→ **Tasks and exercises**:
(a) According to the Dell plant post, how many people would the Nashville plant employ at minimum?
(b) Using the Dell plant post, explain why a federal wildlife official asked the city to delay the vote on the incentive package.
(c) Say whether each statement agrees with the Dell plant post, quoting the words that decide it: (i) The Nashville plant would be Dell's first U.S. plant outside Texas. (ii) The incentive package passed by a vote of 27 to 11. (iii) Dell employs 8,000 people in 33 countries.

→ **Selected passage**:

To: American Spirit who wrote (65380)7/20/1999 11:57:00 PM
From: Captain Jack  Read Replies (2) | Respond to of 97611
 
A S--- agreed on the others but CPQ has no reason to turn UNTIL it officially names a CEO and MAKES money,,, lets look at 1 of the other boxmakers held...cpq is doing nothing like any of the others--- of course it is different as anyone will tell you,,, more like ibm LOL! They too are making money..unlike cpq LOL

NASHVILLE, Tenn., Jul 20, 1999 (AP Online via COMTEX) -- City officials
late Tuesday approved a $46 million incentive package for Dell Computer
Corp. to build a plant employing at least 3,000 people.

Dell, based in Round Rock, Texas, announced plans in May to build the
personal computer assembly plant here. It would be the first U.S. plant
outside Texas for Dell, the world's No. 3 computer manufacturer.

Mayor Phil Bredesen has said the Dell complex, which could grow to
employ 8,000, will be a $97 million economic boon to the city over the
next 40 years.

Incentives include $8 million in sewer, road and other infrastructure
improvements, a 40-year property tax break for 490 acres of land, the
gift of 150 acres that housed an old state mental institution, and an
annual city payment of $500 per Dell employee to the city's Industrial
Development Board. The board will use the money for equipment and
infrastructure for Dell.

Dell employs 24,000 people in 33 countries. The Nashville expansion is
the sixth new plant announced by Dell since January 1998.

The 27-11 vote in favor of the incentive package came after the city
earlier Tuesday denied a federal wildlife official's request to delay
the vote because two species of bats and a Peregrine falcon, which is
endangered, reportedly live in woods where Dell would build.

A spokesman for the mayor said the Tennessee Valley Authority,
Tennessee Department of Environment and Conservation and a local
wildlife expert found no evidence of an endangered species of bird.

→ **Collection entries**:
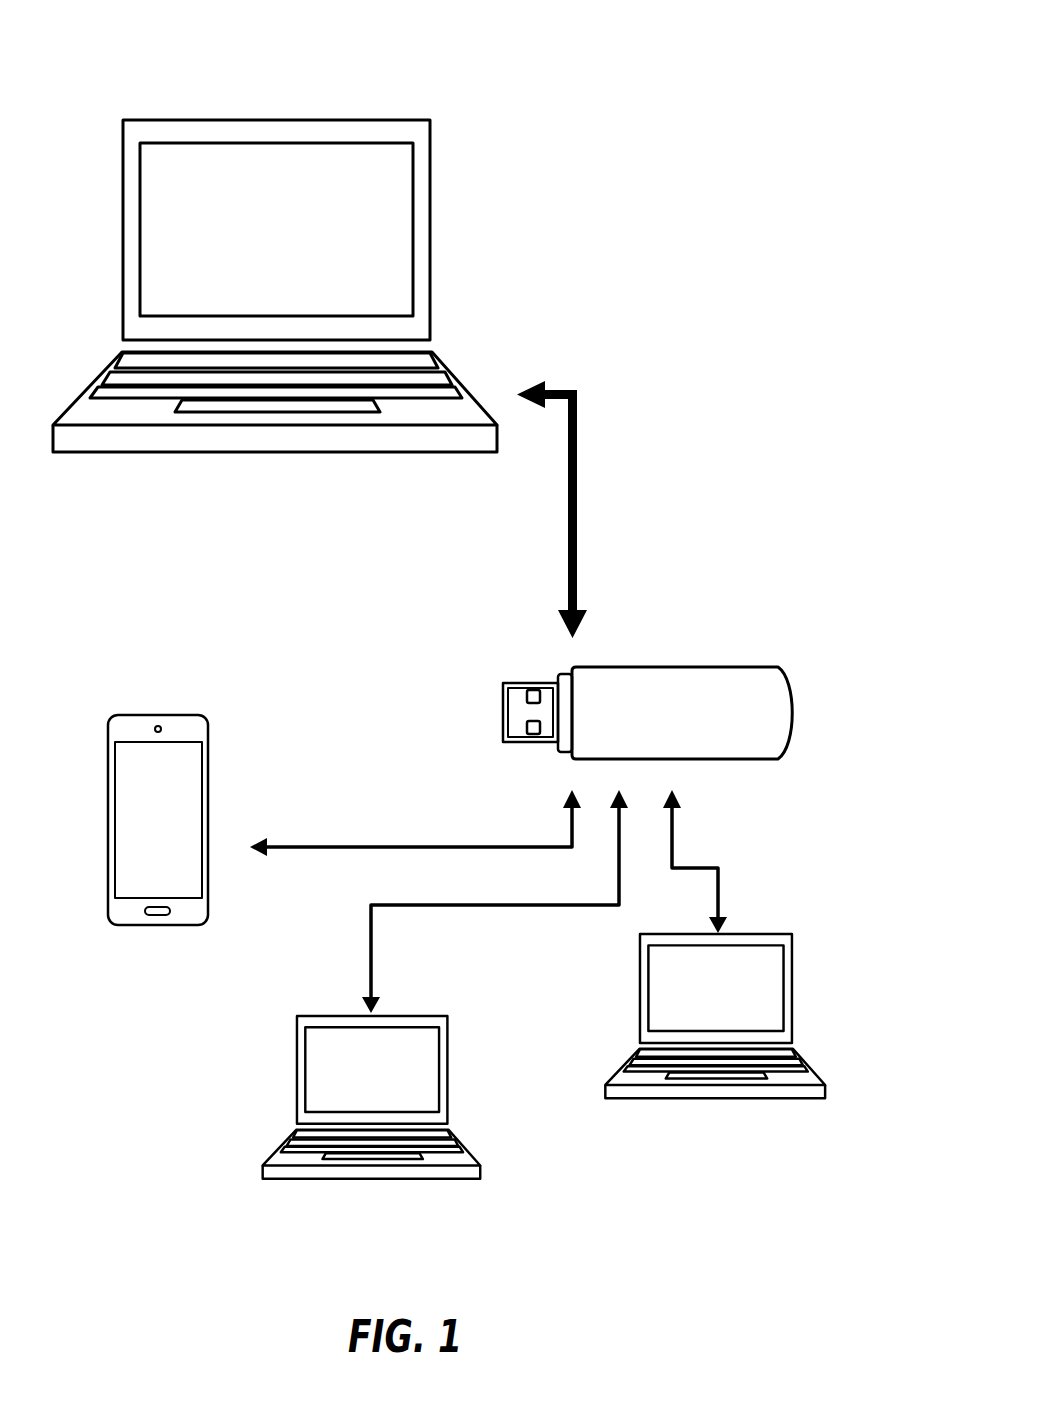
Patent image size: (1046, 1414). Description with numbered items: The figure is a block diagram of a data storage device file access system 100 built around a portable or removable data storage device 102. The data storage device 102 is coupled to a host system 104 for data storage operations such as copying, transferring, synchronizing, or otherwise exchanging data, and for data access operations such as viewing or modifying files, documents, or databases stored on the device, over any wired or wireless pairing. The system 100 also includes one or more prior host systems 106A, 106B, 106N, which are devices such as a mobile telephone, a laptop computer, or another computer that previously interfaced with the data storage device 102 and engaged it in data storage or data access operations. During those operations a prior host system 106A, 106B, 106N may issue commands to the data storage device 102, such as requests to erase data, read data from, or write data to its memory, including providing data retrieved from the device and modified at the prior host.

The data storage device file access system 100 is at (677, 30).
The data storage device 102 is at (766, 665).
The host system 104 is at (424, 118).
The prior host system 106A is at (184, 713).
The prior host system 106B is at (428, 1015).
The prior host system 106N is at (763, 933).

* * *

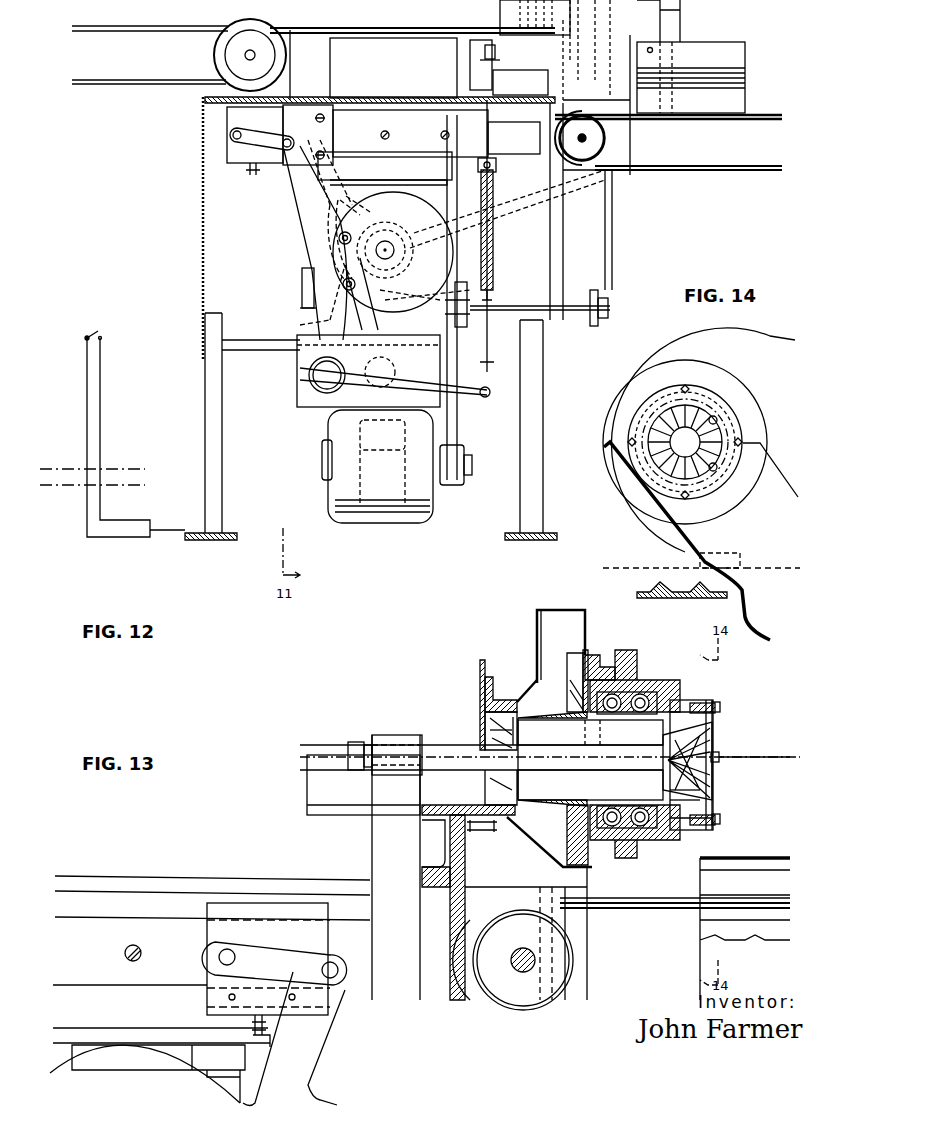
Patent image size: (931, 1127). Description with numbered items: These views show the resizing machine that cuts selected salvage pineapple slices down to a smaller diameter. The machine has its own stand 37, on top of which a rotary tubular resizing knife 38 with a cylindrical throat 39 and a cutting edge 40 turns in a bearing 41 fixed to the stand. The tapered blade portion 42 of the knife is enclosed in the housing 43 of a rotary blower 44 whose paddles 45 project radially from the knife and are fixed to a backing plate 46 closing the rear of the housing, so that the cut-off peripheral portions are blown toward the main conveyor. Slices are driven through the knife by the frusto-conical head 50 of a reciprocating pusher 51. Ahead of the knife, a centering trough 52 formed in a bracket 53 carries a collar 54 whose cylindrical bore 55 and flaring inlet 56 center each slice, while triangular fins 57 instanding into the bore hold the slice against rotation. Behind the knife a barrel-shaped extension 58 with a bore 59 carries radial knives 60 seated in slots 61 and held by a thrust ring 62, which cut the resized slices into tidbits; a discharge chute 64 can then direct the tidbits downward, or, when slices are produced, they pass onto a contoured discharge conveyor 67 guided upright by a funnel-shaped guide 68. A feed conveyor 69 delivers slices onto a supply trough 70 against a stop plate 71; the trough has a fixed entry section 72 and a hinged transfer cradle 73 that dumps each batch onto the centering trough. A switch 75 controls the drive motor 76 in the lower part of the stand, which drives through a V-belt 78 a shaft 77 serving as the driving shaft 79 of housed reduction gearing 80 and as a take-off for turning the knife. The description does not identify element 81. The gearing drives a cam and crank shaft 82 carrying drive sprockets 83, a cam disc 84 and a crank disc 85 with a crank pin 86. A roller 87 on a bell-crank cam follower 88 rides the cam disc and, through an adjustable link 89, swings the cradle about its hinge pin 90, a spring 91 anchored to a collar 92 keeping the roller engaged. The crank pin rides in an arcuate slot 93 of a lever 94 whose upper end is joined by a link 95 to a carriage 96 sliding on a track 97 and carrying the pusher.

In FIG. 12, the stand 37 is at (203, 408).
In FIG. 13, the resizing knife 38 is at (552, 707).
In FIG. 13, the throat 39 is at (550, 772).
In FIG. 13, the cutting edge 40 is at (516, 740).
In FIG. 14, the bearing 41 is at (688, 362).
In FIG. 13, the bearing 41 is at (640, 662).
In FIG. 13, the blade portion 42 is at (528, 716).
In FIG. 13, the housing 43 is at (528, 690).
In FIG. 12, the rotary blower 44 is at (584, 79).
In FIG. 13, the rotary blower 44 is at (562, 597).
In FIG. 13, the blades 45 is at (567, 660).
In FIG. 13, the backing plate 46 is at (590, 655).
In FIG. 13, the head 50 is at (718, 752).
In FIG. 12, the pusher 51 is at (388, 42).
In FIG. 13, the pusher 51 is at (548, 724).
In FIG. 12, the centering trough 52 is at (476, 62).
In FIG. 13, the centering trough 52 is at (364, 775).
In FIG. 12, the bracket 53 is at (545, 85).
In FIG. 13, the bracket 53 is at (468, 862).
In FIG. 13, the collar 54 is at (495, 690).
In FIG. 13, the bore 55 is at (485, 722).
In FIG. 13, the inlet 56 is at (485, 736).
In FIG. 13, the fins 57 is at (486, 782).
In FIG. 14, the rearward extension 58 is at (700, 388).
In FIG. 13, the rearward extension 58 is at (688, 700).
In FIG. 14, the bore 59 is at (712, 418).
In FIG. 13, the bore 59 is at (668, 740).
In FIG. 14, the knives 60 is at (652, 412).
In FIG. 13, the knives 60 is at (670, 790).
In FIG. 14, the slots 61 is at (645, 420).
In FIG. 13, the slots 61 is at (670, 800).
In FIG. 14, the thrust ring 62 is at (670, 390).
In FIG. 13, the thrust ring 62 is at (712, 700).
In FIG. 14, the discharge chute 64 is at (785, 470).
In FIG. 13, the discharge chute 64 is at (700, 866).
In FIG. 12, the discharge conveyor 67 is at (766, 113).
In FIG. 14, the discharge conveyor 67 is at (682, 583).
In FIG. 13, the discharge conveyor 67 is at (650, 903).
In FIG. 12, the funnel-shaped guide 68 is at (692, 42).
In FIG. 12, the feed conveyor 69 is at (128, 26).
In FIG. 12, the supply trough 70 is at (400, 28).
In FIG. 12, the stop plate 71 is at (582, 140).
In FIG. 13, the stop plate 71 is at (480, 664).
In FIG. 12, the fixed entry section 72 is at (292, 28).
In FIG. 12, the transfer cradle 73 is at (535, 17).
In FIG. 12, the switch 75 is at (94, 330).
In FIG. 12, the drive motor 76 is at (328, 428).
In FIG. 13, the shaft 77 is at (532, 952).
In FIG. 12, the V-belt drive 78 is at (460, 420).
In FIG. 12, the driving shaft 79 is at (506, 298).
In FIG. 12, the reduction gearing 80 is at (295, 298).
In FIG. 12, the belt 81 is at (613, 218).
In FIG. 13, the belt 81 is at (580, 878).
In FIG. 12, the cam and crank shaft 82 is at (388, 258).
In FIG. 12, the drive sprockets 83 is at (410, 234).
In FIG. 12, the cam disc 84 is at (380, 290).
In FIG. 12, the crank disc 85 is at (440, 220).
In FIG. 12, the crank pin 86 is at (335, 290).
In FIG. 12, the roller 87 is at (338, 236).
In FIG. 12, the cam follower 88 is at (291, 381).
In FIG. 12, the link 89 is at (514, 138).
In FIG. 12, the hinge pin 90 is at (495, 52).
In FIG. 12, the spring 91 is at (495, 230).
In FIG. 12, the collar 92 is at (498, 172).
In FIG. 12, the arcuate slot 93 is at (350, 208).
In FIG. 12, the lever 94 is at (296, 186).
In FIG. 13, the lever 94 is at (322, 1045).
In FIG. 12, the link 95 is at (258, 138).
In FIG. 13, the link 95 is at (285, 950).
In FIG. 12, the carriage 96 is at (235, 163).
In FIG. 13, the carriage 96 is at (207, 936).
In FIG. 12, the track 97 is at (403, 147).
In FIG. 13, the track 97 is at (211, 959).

==

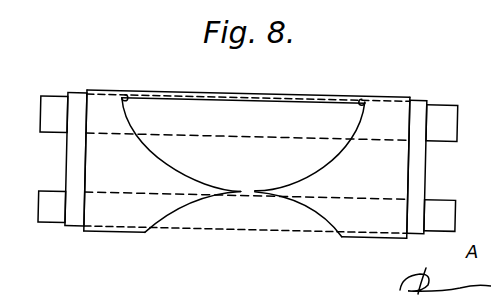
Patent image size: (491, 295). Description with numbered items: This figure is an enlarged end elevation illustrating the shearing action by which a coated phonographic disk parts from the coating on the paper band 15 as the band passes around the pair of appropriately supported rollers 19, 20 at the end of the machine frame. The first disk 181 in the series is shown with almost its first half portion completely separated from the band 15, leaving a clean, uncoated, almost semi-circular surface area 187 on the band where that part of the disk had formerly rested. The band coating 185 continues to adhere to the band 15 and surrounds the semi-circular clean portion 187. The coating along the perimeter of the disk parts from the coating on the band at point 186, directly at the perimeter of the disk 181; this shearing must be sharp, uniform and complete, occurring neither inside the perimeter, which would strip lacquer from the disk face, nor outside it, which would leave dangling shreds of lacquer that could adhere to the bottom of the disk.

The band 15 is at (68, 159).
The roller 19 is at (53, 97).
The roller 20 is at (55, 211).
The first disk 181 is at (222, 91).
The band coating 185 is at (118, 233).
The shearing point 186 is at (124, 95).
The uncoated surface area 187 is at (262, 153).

→ **Solved problems**:
(a) At least 3,000 people.

(b) The official made the request because two species of bats and a Peregrine falcon, which is endangered, reportedly live in the woods where Dell would build. The city denied the request earlier on Tuesday.

(c)
(i) Yes: "It would be the first U.S. plant outside Texas for Dell"
(ii) Yes: "The 27-11 vote in favor of the incentive package"
(iii) No: "Dell employs 24,000 people in 33 countries."